▶ _TASK DESCRIPTION_: Transcribe the entries below exactly; leave every image out.

▶ _EXERCISE DATA_:
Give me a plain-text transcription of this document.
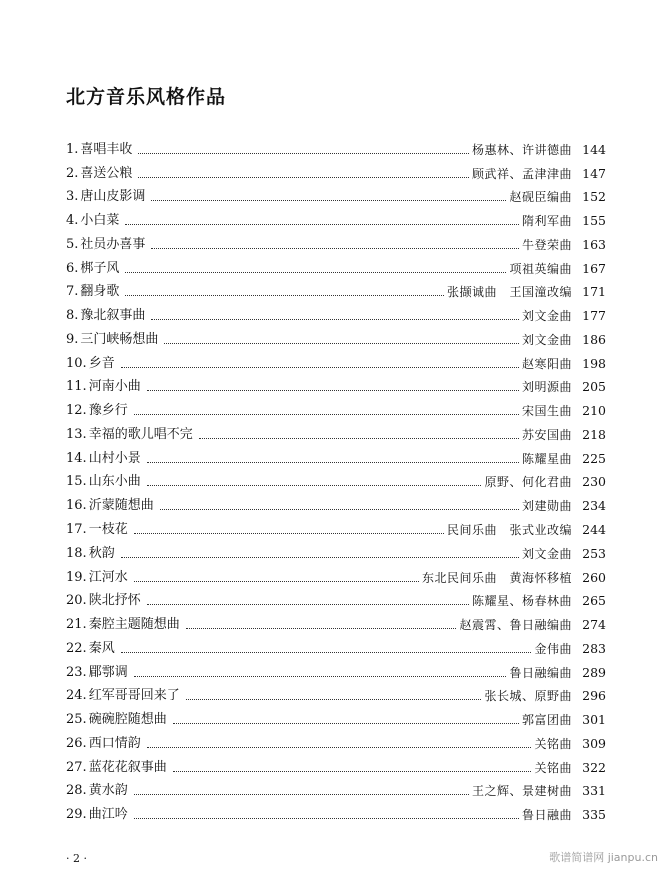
北方音乐风格作品
1. 喜唱丰收	杨惠林、许讲德曲 144
2. 喜送公粮	顾武祥、孟津津曲 147
3. 唐山皮影调	赵砚臣编曲 152
4. 小白菜	隋利军曲 155
5. 社员办喜事	牛登荣曲 163
6. 梆子风	项祖英编曲 167
7. 翻身歌	张撷诚曲　王国潼改编 171
8. 豫北叙事曲	刘文金曲 177
9. 三门峡畅想曲	刘文金曲 186
10. 乡音	赵寒阳曲 198
11. 河南小曲	刘明源曲 205
12. 豫乡行	宋国生曲 210
13. 幸福的歌儿唱不完	苏安国曲 218
14. 山村小景	陈耀星曲 225
15. 山东小曲	原野、何化君曲 230
16. 沂蒙随想曲	刘建勋曲 234
17. 一枝花	民间乐曲　张式业改编 244
18. 秋韵	刘文金曲 253
19. 江河水	东北民间乐曲　黄海怀移植 260
20. 陕北抒怀	陈耀星、杨春林曲 265
21. 秦腔主题随想曲	赵震霄、鲁日融编曲 274
22. 秦风	金伟曲 283
23. 郿鄠调	鲁日融编曲 289
24. 红军哥哥回来了	张长城、原野曲 296
25. 碗碗腔随想曲	郭富团曲 301
26. 西口情韵	关铭曲 309
27. 蓝花花叙事曲	关铭曲 322
28. 黄水韵	王之辉、景建树曲 331
29. 曲江吟	鲁日融曲 335
· 2 ·	歌谱简谱网 jianpu.cn
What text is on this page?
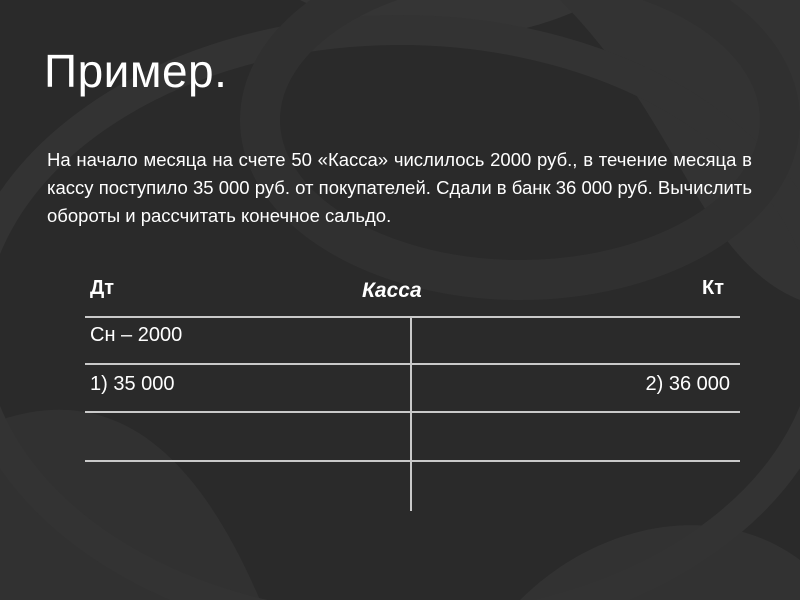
Пример.
На начало месяца на счете 50 «Касса» числилось 2000 руб., в течение месяца в кассу поступило 35 000 руб. от покупателей. Сдали в банк 36 000 руб. Вычислить обороты и рассчитать конечное сальдо.
Дт	Касса	Кт
Сн – 2000
1) 35 000	2) 36 000
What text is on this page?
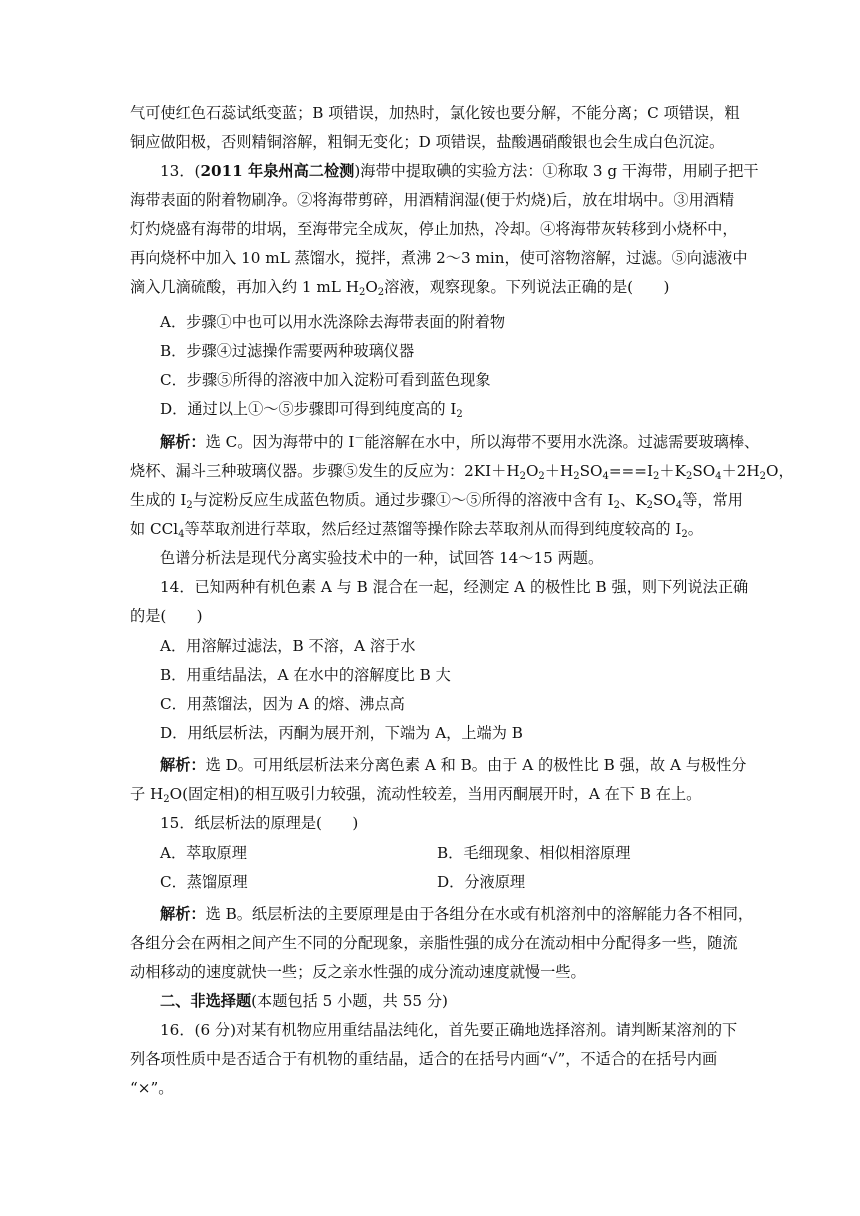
气可使红色石蕊试纸变蓝；B 项错误，加热时，氯化铵也要分解，不能分离；C 项错误，粗
铜应做阳极，否则精铜溶解，粗铜无变化；D 项错误，盐酸遇硝酸银也会生成白色沉淀。
13．(2011 年泉州高二检测)海带中提取碘的实验方法：①称取 3 g 干海带，用刷子把干
海带表面的附着物刷净。②将海带剪碎，用酒精润湿(便于灼烧)后，放在坩埚中。③用酒精
灯灼烧盛有海带的坩埚，至海带完全成灰，停止加热，冷却。④将海带灰转移到小烧杯中，
再向烧杯中加入 10 mL 蒸馏水，搅拌，煮沸 2～3 min，使可溶物溶解，过滤。⑤向滤液中
滴入几滴硫酸，再加入约 1 mL $H_2O_2$溶液，观察现象。下列说法正确的是(　　)
A．步骤①中也可以用水洗涤除去海带表面的附着物
B．步骤④过滤操作需要两种玻璃仪器
C．步骤⑤所得的溶液中加入淀粉可看到蓝色现象
D．通过以上①～⑤步骤即可得到纯度高的 $I_2$
解析：选 C。因为海带中的 I－能溶解在水中，所以海带不要用水洗涤。过滤需要玻璃棒、
烧杯、漏斗三种玻璃仪器。步骤⑤发生的反应为：$2KI+H_2O_2+H_2SO_4===I_2+K_2SO_4+2H_2O$，
生成的 $I_2$与淀粉反应生成蓝色物质。通过步骤①～⑤所得的溶液中含有 $I_2$、$K_2SO_4$等，常用
如 CCl$_4$等萃取剂进行萃取，然后经过蒸馏等操作除去萃取剂从而得到纯度较高的 $I_2$。
色谱分析法是现代分离实验技术中的一种，试回答 14～15 两题。
14．已知两种有机色素 A 与 B 混合在一起，经测定 A 的极性比 B 强，则下列说法正确
的是(　　)
A．用溶解过滤法，B 不溶，A 溶于水
B．用重结晶法，A 在水中的溶解度比 B 大
C．用蒸馏法，因为 A 的熔、沸点高
D．用纸层析法，丙酮为展开剂，下端为 A，上端为 B
解析：选 D。可用纸层析法来分离色素 A 和 B。由于 A 的极性比 B 强，故 A 与极性分
子 $H_2O$(固定相)的相互吸引力较强，流动性较差，当用丙酮展开时，A 在下 B 在上。
15．纸层析法的原理是(　　)
A．萃取原理	B．毛细现象、相似相溶原理
C．蒸馏原理	D．分液原理
解析：选 B。纸层析法的主要原理是由于各组分在水或有机溶剂中的溶解能力各不相同，
各组分会在两相之间产生不同的分配现象，亲脂性强的成分在流动相中分配得多一些，随流
动相移动的速度就快一些；反之亲水性强的成分流动速度就慢一些。
二、非选择题(本题包括 5 小题，共 55 分)
16．(6 分)对某有机物应用重结晶法纯化，首先要正确地选择溶剂。请判断某溶剂的下
列各项性质中是否适合于有机物的重结晶，适合的在括号内画“√”，不适合的在括号内画
“×”。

▶ _TASK ANSWER_:
Give me a plain-text transcription of this document.
北方音乐风格作品
1. 喜唱丰收	杨惠林、许讲德曲 144
2. 喜送公粮	顾武祥、孟津津曲 147
3. 唐山皮影调	赵砚臣编曲 152
4. 小白菜	隋利军曲 155
5. 社员办喜事	牛登荣曲 163
6. 梆子风	项祖英编曲 167
7. 翻身歌	张撷诚曲　王国潼改编 171
8. 豫北叙事曲	刘文金曲 177
9. 三门峡畅想曲	刘文金曲 186
10. 乡音	赵寒阳曲 198
11. 河南小曲	刘明源曲 205
12. 豫乡行	宋国生曲 210
13. 幸福的歌儿唱不完	苏安国曲 218
14. 山村小景	陈耀星曲 225
15. 山东小曲	原野、何化君曲 230
16. 沂蒙随想曲	刘建勋曲 234
17. 一枝花	民间乐曲　张式业改编 244
18. 秋韵	刘文金曲 253
19. 江河水	东北民间乐曲　黄海怀移植 260
20. 陕北抒怀	陈耀星、杨春林曲 265
21. 秦腔主题随想曲	赵震霄、鲁日融编曲 274
22. 秦风	金伟曲 283
23. 郿鄠调	鲁日融编曲 289
24. 红军哥哥回来了	张长城、原野曲 296
25. 碗碗腔随想曲	郭富团曲 301
26. 西口情韵	关铭曲 309
27. 蓝花花叙事曲	关铭曲 322
28. 黄水韵	王之辉、景建树曲 331
29. 曲江吟	鲁日融曲 335
· 2 ·	歌谱简谱网 jianpu.cn
What text is on this page?
Пример.
На начало месяца на счете 50 «Касса» числилось 2000 руб., в течение месяца в кассу поступило 35 000 руб. от покупателей. Сдали в банк 36 000 руб. Вычислить обороты и рассчитать конечное сальдо.
Дт	Касса	Кт
Сн – 2000
1) 35 000	2) 36 000
What text is on this page?
气可使红色石蕊试纸变蓝；B 项错误，加热时，氯化铵也要分解，不能分离；C 项错误，粗
铜应做阳极，否则精铜溶解，粗铜无变化；D 项错误，盐酸遇硝酸银也会生成白色沉淀。
13．(2011 年泉州高二检测)海带中提取碘的实验方法：①称取 3 g 干海带，用刷子把干
海带表面的附着物刷净。②将海带剪碎，用酒精润湿(便于灼烧)后，放在坩埚中。③用酒精
灯灼烧盛有海带的坩埚，至海带完全成灰，停止加热，冷却。④将海带灰转移到小烧杯中，
再向烧杯中加入 10 mL 蒸馏水，搅拌，煮沸 2～3 min，使可溶物溶解，过滤。⑤向滤液中
滴入几滴硫酸，再加入约 1 mL $H_2O_2$溶液，观察现象。下列说法正确的是(　　)
A．步骤①中也可以用水洗涤除去海带表面的附着物
B．步骤④过滤操作需要两种玻璃仪器
C．步骤⑤所得的溶液中加入淀粉可看到蓝色现象
D．通过以上①～⑤步骤即可得到纯度高的 $I_2$
解析：选 C。因为海带中的 I－能溶解在水中，所以海带不要用水洗涤。过滤需要玻璃棒、
烧杯、漏斗三种玻璃仪器。步骤⑤发生的反应为：$2KI+H_2O_2+H_2SO_4===I_2+K_2SO_4+2H_2O$，
生成的 $I_2$与淀粉反应生成蓝色物质。通过步骤①～⑤所得的溶液中含有 $I_2$、$K_2SO_4$等，常用
如 CCl$_4$等萃取剂进行萃取，然后经过蒸馏等操作除去萃取剂从而得到纯度较高的 $I_2$。
色谱分析法是现代分离实验技术中的一种，试回答 14～15 两题。
14．已知两种有机色素 A 与 B 混合在一起，经测定 A 的极性比 B 强，则下列说法正确
的是(　　)
A．用溶解过滤法，B 不溶，A 溶于水
B．用重结晶法，A 在水中的溶解度比 B 大
C．用蒸馏法，因为 A 的熔、沸点高
D．用纸层析法，丙酮为展开剂，下端为 A，上端为 B
解析：选 D。可用纸层析法来分离色素 A 和 B。由于 A 的极性比 B 强，故 A 与极性分
子 $H_2O$(固定相)的相互吸引力较强，流动性较差，当用丙酮展开时，A 在下 B 在上。
15．纸层析法的原理是(　　)
A．萃取原理	B．毛细现象、相似相溶原理
C．蒸馏原理	D．分液原理
解析：选 B。纸层析法的主要原理是由于各组分在水或有机溶剂中的溶解能力各不相同，
各组分会在两相之间产生不同的分配现象，亲脂性强的成分在流动相中分配得多一些，随流
动相移动的速度就快一些；反之亲水性强的成分流动速度就慢一些。
二、非选择题(本题包括 5 小题，共 55 分)
16．(6 分)对某有机物应用重结晶法纯化，首先要正确地选择溶剂。请判断某溶剂的下
列各项性质中是否适合于有机物的重结晶，适合的在括号内画“√”，不适合的在括号内画
“×”。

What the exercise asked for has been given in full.